- **INSTRUCTIONS TO FOLLOW**
Pick every line with "your" from the material below.

- **RECORD LIST**

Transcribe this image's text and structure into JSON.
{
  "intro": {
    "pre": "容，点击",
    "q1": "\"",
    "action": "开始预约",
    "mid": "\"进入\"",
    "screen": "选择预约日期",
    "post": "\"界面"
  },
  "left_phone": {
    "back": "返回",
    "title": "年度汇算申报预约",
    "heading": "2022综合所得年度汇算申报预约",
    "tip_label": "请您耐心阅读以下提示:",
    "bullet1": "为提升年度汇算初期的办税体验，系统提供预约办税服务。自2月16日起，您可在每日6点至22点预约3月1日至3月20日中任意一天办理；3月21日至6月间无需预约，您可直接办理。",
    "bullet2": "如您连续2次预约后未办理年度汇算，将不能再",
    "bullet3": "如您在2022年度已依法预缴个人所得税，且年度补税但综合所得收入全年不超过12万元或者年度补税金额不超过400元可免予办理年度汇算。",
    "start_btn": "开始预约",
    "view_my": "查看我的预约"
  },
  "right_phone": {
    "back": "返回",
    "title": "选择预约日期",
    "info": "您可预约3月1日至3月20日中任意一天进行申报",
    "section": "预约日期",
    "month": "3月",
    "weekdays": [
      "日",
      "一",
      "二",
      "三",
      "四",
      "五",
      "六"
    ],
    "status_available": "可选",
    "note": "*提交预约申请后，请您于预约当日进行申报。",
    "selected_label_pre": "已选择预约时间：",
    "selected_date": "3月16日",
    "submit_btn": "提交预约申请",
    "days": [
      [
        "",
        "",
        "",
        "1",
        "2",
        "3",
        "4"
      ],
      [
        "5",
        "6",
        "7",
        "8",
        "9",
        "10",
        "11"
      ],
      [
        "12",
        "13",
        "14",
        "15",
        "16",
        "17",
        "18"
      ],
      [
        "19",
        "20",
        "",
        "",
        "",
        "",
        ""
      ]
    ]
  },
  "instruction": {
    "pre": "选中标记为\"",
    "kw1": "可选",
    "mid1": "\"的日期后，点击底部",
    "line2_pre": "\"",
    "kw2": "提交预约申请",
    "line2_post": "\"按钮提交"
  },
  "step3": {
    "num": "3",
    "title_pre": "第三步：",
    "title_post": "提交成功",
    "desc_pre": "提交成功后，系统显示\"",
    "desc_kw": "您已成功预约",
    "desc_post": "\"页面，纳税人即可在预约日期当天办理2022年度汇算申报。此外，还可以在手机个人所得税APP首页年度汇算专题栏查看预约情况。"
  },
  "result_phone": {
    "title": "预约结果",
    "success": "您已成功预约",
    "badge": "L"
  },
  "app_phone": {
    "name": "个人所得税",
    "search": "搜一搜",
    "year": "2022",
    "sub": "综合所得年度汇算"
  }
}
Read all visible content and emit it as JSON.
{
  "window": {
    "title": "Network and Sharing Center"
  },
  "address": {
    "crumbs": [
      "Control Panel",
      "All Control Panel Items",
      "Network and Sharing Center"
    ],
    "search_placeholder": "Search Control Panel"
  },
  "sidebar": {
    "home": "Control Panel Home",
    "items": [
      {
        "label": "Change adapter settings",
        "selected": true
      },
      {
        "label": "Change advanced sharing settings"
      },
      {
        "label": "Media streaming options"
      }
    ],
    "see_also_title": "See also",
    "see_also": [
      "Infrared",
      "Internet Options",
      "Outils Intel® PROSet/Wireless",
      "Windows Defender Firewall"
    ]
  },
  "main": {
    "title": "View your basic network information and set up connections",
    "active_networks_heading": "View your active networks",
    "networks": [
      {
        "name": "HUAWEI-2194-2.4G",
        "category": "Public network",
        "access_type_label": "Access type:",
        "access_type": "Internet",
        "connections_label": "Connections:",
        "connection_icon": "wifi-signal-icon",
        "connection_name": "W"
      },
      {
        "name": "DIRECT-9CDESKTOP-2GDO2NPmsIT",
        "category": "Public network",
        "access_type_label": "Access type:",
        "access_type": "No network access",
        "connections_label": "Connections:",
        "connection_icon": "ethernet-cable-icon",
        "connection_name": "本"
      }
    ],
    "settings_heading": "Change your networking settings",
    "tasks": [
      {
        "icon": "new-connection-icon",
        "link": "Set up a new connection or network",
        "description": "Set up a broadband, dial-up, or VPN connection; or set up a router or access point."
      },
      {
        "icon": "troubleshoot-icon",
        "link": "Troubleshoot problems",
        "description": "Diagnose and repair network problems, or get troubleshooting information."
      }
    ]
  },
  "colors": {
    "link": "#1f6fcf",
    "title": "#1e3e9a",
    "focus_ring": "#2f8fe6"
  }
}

- **CORRECT RESPONSE**
    "title": "View your basic network information and set up connections",
    "active_networks_heading": "View your active networks",
    "settings_heading": "Change your networking settings",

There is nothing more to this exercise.